REQUIRED TASK A - Reproduce the records verbatim, everything from their first line down to and including the line that contains "funnel-icon [368, 309, 377, 317]".

SELECTED PASSAGE -
To overcome these shortcomings, the paper proposes a comprehensive “multi‑layer file protection model” consisting of four interlocking tiers: physical isolation, application‑level authentication/authorization, transmission‑level encryption, and audit/monitoring.

1. Physical Isolation – Sensitive files are stored outside the web‑root directory. The web server never serves them directly; instead, the application layer reads the files and streams them to the client, or the files are delegated to a dedicated object store (e.g., Amazon S3, Azure Blob). This eliminates the possibility of a simple URL reaching the file system.

2. Application‑Level Authentication/Authorization – Access to files is mediated by a secure API. The API validates session tokens, JWTs, or OAuth2 access tokens and enforces role‑based or attribute‑based access control. Files are referenced by logical identifiers (IDs) rather than by path, and the mapping between IDs and physical locations is kept internal to the server.

3. Transmission‑Level Encryption – All file transfers occur over TLS. For highly confidential documents, the server encrypts the file payload with a strong symmetric cipher (e.g., AES‑256) before streaming. Additionally, the system can generate time‑limited signed URLs (similar to pre‑signed S3 URLs) that expire after a configurable interval, preventing reuse of leaked links.

4. Audit and Monitoring – Every request to the file‑serving API is logged with user ID, IP address, timestamp, outcome (success/failure), and token details. Logs are forwarded to a centralized SIEM platform where anomaly detection rules flag suspicious patterns such as repeated failed attempts, access from unusual geolocations, or abnormal request rates. Real‑time alerts enable rapid response and automated blocking.

The paper codifies a set of concrete rules derived from the model:

• Path Mapping Rule – External URLs never expose the underlying file system path; a server‑side lookup table resolves logical IDs to physical locations.
• Filename Rule – User‑provided names are never used directly; uploaded files are renamed to UUIDs or SHA‑256 hashes.

REQUIRED TASK B - Pick up the passage on the multi-layer file protection model where it stops and continue it.

RECORD SET -
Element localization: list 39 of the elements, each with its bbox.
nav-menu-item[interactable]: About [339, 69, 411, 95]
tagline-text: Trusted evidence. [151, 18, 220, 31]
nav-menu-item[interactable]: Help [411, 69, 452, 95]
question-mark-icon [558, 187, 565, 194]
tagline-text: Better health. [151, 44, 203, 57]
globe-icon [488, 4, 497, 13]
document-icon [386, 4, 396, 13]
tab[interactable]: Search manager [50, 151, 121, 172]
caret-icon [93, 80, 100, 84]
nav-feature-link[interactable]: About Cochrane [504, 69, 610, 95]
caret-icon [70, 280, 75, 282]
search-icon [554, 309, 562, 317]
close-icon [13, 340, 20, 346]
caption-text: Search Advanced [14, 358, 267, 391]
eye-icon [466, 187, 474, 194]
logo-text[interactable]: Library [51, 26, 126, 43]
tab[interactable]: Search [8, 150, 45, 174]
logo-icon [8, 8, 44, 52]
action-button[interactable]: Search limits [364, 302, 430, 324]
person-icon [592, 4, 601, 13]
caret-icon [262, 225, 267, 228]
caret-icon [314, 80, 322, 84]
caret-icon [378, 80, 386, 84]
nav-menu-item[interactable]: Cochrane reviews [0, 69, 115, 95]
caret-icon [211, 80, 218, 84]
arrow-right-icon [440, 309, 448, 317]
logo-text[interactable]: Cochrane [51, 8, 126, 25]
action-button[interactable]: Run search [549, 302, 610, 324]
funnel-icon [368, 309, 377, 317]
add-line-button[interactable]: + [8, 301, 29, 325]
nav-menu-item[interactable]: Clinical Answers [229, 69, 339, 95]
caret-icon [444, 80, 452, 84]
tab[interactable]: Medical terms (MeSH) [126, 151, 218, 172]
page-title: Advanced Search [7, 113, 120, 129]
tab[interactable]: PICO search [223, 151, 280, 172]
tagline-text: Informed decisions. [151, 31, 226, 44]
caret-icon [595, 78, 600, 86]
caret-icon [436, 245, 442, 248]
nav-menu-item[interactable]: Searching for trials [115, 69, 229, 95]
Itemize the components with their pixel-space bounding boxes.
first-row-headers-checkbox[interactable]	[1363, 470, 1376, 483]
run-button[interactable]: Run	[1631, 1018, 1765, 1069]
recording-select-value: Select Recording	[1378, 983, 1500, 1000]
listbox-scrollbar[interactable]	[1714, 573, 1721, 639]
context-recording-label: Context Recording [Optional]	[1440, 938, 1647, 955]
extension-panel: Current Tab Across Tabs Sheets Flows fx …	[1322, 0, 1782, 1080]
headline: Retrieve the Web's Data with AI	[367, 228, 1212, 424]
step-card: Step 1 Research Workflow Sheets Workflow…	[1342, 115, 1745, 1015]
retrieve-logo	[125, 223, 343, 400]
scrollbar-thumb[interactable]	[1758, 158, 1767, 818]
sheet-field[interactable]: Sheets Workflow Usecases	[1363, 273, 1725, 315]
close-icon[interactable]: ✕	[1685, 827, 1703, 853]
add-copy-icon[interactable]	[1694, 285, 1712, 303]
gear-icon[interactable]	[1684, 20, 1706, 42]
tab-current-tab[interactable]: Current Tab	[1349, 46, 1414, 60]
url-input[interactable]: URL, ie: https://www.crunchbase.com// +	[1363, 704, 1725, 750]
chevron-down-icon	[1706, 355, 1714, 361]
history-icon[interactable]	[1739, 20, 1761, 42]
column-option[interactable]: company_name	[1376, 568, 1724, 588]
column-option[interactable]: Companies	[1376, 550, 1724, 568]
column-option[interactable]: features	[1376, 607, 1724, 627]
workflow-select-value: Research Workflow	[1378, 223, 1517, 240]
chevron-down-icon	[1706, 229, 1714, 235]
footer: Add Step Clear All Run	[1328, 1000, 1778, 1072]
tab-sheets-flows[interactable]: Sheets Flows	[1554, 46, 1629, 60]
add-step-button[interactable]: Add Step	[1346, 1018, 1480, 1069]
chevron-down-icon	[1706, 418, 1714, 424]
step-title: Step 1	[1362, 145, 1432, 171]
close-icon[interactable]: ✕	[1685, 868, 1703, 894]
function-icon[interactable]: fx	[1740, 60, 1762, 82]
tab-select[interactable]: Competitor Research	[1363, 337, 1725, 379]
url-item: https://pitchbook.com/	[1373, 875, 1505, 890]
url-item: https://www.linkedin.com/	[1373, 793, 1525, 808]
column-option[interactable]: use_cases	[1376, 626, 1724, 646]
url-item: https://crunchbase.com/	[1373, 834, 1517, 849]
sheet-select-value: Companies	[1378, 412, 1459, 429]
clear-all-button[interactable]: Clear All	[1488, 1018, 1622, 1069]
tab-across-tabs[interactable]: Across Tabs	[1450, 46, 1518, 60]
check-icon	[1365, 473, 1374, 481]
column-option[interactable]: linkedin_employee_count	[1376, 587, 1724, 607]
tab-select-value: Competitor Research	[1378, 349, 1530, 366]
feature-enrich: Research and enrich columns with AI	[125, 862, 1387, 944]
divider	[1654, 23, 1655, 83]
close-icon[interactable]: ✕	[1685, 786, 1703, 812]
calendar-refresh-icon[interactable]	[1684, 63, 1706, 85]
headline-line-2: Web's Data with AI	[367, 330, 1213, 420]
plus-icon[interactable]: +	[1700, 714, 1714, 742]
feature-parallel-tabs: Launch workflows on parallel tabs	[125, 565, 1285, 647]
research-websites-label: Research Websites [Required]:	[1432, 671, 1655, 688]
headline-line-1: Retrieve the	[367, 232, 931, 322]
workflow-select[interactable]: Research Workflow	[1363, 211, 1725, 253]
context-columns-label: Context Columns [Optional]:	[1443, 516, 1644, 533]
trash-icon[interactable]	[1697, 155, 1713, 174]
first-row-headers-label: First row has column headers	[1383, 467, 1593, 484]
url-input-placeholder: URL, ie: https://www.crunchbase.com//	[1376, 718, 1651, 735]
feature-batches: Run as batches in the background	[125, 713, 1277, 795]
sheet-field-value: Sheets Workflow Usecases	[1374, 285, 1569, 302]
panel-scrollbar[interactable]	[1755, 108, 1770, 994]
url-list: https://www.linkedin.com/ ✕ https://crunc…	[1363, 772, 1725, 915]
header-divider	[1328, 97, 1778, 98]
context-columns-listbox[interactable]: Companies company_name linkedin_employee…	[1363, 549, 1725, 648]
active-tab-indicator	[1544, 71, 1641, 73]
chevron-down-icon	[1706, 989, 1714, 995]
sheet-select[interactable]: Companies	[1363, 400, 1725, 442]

FINAL ANSWER A -
Element localization: list 39 of the elements, each with its bbox.
nav-menu-item[interactable]: About [339, 69, 411, 95]
tagline-text: Trusted evidence. [151, 18, 220, 31]
nav-menu-item[interactable]: Help [411, 69, 452, 95]
question-mark-icon [558, 187, 565, 194]
tagline-text: Better health. [151, 44, 203, 57]
globe-icon [488, 4, 497, 13]
document-icon [386, 4, 396, 13]
tab[interactable]: Search manager [50, 151, 121, 172]
caret-icon [93, 80, 100, 84]
nav-feature-link[interactable]: About Cochrane [504, 69, 610, 95]
caret-icon [70, 280, 75, 282]
search-icon [554, 309, 562, 317]
close-icon [13, 340, 20, 346]
caption-text: Search Advanced [14, 358, 267, 391]
eye-icon [466, 187, 474, 194]
logo-text[interactable]: Library [51, 26, 126, 43]
tab[interactable]: Search [8, 150, 45, 174]
logo-icon [8, 8, 44, 52]
action-button[interactable]: Search limits [364, 302, 430, 324]
person-icon [592, 4, 601, 13]
caret-icon [262, 225, 267, 228]
caret-icon [314, 80, 322, 84]
caret-icon [378, 80, 386, 84]
nav-menu-item[interactable]: Cochrane reviews [0, 69, 115, 95]
caret-icon [211, 80, 218, 84]
arrow-right-icon [440, 309, 448, 317]
logo-text[interactable]: Cochrane [51, 8, 126, 25]
action-button[interactable]: Run search [549, 302, 610, 324]
funnel-icon [368, 309, 377, 317]

FINAL ANSWER B -
• API Call Rule – File retrieval endpoints accept only POST requests with CSRF tokens, eliminating unsafe GET‑based downloads.
• Cache Control Rule – Browser caching is minimized; when a CDN is employed, signed URLs enforce short‑lived access.
• Periodic Validation Rule – Automated scripts regularly verify file integrity (e.g., checksum comparison) and audit permission settings.

A practical evaluation was conducted in a corporate environment. Files were moved outside the web root, and the new API streamed them securely. Penetration tests that previously succeeded with directory‑traversal payloads were completely blocked. Signed URLs expired as intended, preventing long‑term leakage. The audit pipeline detected a burst of failed access attempts from an external IP and automatically blocked the source, demonstrating the effectiveness of real‑time monitoring.

In conclusion, the authors argue that achieving database‑level security for file resources requires a defense‑in‑depth strategy rather than a single line of defense. By integrating physical isolation, robust authentication/authorization, encrypted transmission, and systematic logging, the proposed framework provides a realistic, implementable roadmap for developers and operations teams. The paper also outlines future work, including automated permission verification tools and machine‑learning‑based anomaly detection to further strengthen file‑access security.